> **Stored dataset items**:
————
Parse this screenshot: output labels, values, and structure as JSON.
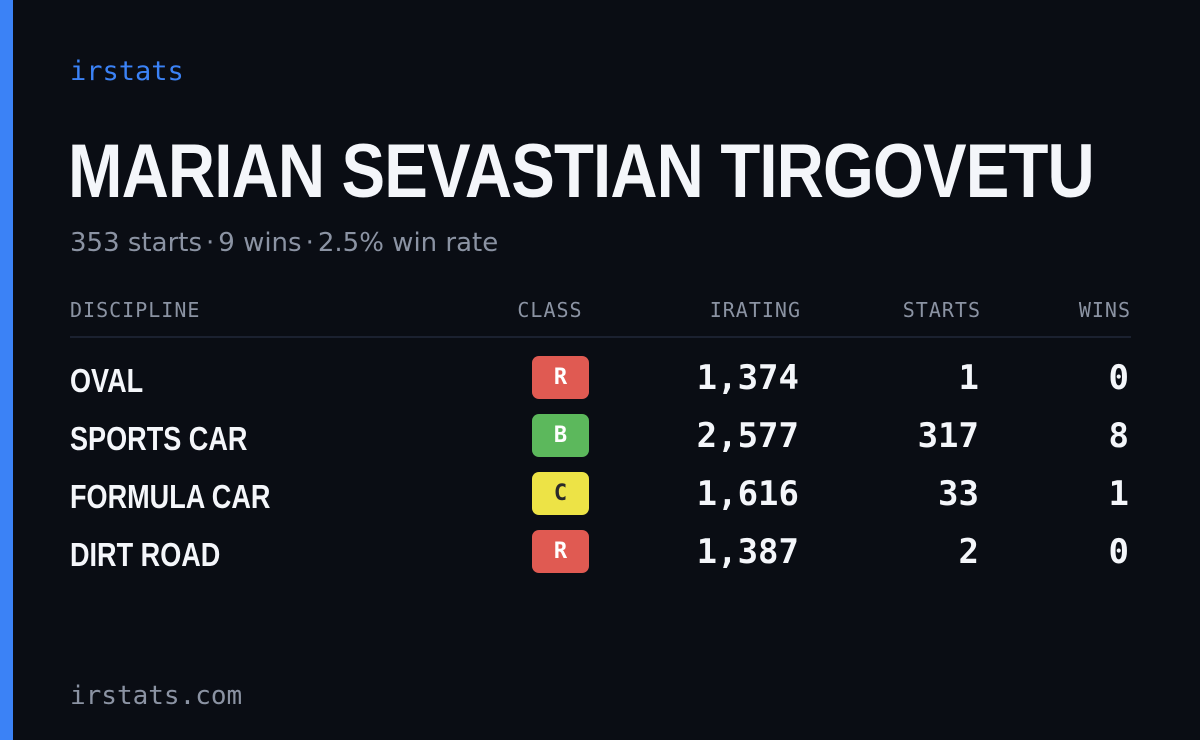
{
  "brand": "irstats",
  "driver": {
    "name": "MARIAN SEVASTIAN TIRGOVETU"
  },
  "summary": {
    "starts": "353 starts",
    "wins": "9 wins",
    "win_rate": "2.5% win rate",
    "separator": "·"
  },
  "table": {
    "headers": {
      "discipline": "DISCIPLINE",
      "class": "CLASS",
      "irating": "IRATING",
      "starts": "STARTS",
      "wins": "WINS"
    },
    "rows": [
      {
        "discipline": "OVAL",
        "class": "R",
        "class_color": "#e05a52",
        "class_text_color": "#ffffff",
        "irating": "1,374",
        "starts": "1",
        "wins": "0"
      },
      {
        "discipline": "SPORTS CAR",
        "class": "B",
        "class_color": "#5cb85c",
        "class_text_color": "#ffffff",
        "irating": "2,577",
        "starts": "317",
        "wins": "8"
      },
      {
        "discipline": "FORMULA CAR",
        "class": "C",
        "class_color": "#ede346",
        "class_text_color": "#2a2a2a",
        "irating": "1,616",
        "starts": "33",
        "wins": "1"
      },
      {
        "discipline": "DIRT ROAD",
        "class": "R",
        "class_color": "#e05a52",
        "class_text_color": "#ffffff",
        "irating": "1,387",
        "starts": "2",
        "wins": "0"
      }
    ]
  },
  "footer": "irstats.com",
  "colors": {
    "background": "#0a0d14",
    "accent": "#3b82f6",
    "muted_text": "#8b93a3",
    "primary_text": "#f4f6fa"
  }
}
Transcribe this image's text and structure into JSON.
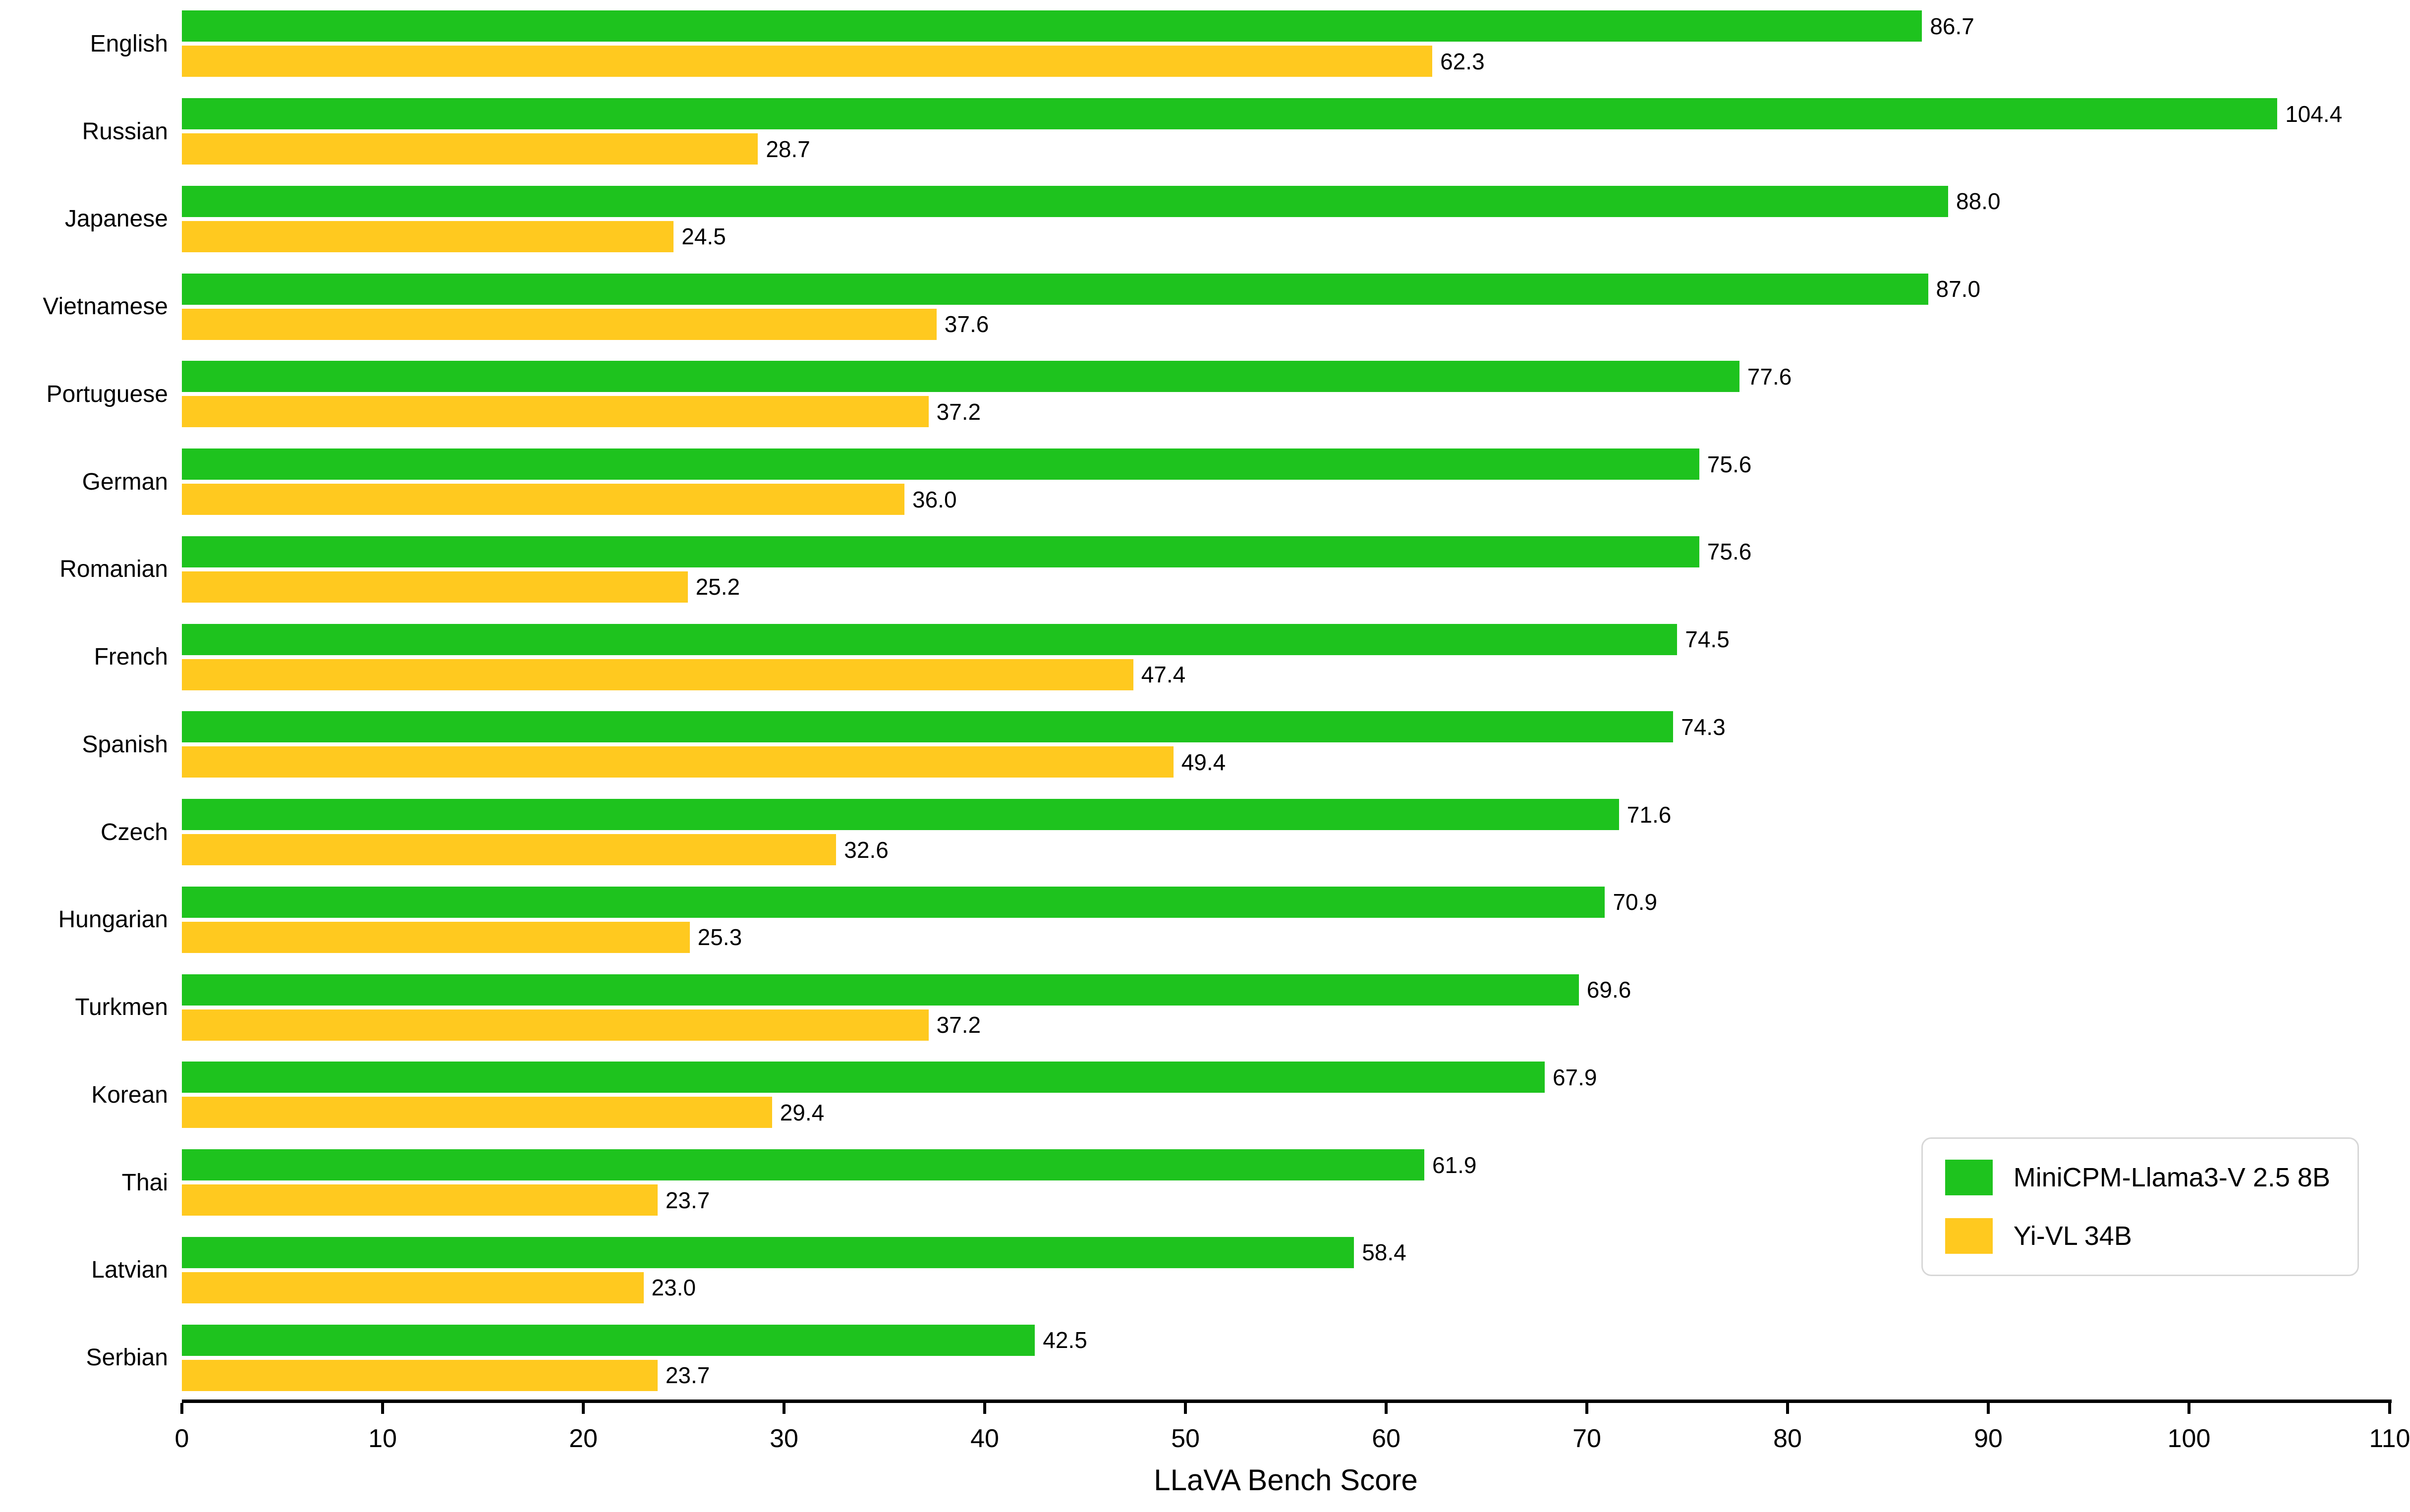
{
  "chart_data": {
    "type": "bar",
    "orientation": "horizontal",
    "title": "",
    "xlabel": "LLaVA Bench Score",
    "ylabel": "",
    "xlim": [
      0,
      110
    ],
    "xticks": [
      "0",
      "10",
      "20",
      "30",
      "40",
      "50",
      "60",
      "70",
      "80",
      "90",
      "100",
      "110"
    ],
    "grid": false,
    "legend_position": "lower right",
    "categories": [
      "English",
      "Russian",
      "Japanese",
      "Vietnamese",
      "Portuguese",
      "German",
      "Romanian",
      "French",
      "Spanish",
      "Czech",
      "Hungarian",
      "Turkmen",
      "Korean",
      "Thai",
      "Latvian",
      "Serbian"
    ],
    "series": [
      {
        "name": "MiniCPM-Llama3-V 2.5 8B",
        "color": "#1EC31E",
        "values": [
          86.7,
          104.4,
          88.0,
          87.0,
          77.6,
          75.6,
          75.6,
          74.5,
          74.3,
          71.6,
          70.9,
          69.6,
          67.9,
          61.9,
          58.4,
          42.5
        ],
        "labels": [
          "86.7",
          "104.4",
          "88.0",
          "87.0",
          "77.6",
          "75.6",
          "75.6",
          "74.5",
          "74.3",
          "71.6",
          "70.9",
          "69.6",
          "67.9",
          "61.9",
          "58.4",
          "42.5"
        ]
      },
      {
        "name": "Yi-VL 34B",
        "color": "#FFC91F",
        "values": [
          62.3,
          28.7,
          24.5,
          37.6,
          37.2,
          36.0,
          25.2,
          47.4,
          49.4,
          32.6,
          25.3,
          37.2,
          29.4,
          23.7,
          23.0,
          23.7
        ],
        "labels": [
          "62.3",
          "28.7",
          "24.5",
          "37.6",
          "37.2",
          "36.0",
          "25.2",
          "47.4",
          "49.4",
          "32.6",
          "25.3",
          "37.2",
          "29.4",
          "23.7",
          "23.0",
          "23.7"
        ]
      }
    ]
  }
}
————
Omit the images and transcribe all of the records above word for word.

Parse this screenshot: output labels, values, and structure as JSON.
{
  "brand": "irstats",
  "driver": {
    "name": "MARIAN SEVASTIAN TIRGOVETU"
  },
  "summary": {
    "starts": "353 starts",
    "wins": "9 wins",
    "win_rate": "2.5% win rate",
    "separator": "·"
  },
  "table": {
    "headers": {
      "discipline": "DISCIPLINE",
      "class": "CLASS",
      "irating": "IRATING",
      "starts": "STARTS",
      "wins": "WINS"
    },
    "rows": [
      {
        "discipline": "OVAL",
        "class": "R",
        "class_color": "#e05a52",
        "class_text_color": "#ffffff",
        "irating": "1,374",
        "starts": "1",
        "wins": "0"
      },
      {
        "discipline": "SPORTS CAR",
        "class": "B",
        "class_color": "#5cb85c",
        "class_text_color": "#ffffff",
        "irating": "2,577",
        "starts": "317",
        "wins": "8"
      },
      {
        "discipline": "FORMULA CAR",
        "class": "C",
        "class_color": "#ede346",
        "class_text_color": "#2a2a2a",
        "irating": "1,616",
        "starts": "33",
        "wins": "1"
      },
      {
        "discipline": "DIRT ROAD",
        "class": "R",
        "class_color": "#e05a52",
        "class_text_color": "#ffffff",
        "irating": "1,387",
        "starts": "2",
        "wins": "0"
      }
    ]
  },
  "footer": "irstats.com",
  "colors": {
    "background": "#0a0d14",
    "accent": "#3b82f6",
    "muted_text": "#8b93a3",
    "primary_text": "#f4f6fa"
  }
}
Transcribe this image's text and structure into JSON.
{
  "chart_data": {
    "type": "bar",
    "orientation": "horizontal",
    "title": "",
    "xlabel": "LLaVA Bench Score",
    "ylabel": "",
    "xlim": [
      0,
      110
    ],
    "xticks": [
      "0",
      "10",
      "20",
      "30",
      "40",
      "50",
      "60",
      "70",
      "80",
      "90",
      "100",
      "110"
    ],
    "grid": false,
    "legend_position": "lower right",
    "categories": [
      "English",
      "Russian",
      "Japanese",
      "Vietnamese",
      "Portuguese",
      "German",
      "Romanian",
      "French",
      "Spanish",
      "Czech",
      "Hungarian",
      "Turkmen",
      "Korean",
      "Thai",
      "Latvian",
      "Serbian"
    ],
    "series": [
      {
        "name": "MiniCPM-Llama3-V 2.5 8B",
        "color": "#1EC31E",
        "values": [
          86.7,
          104.4,
          88.0,
          87.0,
          77.6,
          75.6,
          75.6,
          74.5,
          74.3,
          71.6,
          70.9,
          69.6,
          67.9,
          61.9,
          58.4,
          42.5
        ],
        "labels": [
          "86.7",
          "104.4",
          "88.0",
          "87.0",
          "77.6",
          "75.6",
          "75.6",
          "74.5",
          "74.3",
          "71.6",
          "70.9",
          "69.6",
          "67.9",
          "61.9",
          "58.4",
          "42.5"
        ]
      },
      {
        "name": "Yi-VL 34B",
        "color": "#FFC91F",
        "values": [
          62.3,
          28.7,
          24.5,
          37.6,
          37.2,
          36.0,
          25.2,
          47.4,
          49.4,
          32.6,
          25.3,
          37.2,
          29.4,
          23.7,
          23.0,
          23.7
        ],
        "labels": [
          "62.3",
          "28.7",
          "24.5",
          "37.6",
          "37.2",
          "36.0",
          "25.2",
          "47.4",
          "49.4",
          "32.6",
          "25.3",
          "37.2",
          "29.4",
          "23.7",
          "23.0",
          "23.7"
        ]
      }
    ]
  }
}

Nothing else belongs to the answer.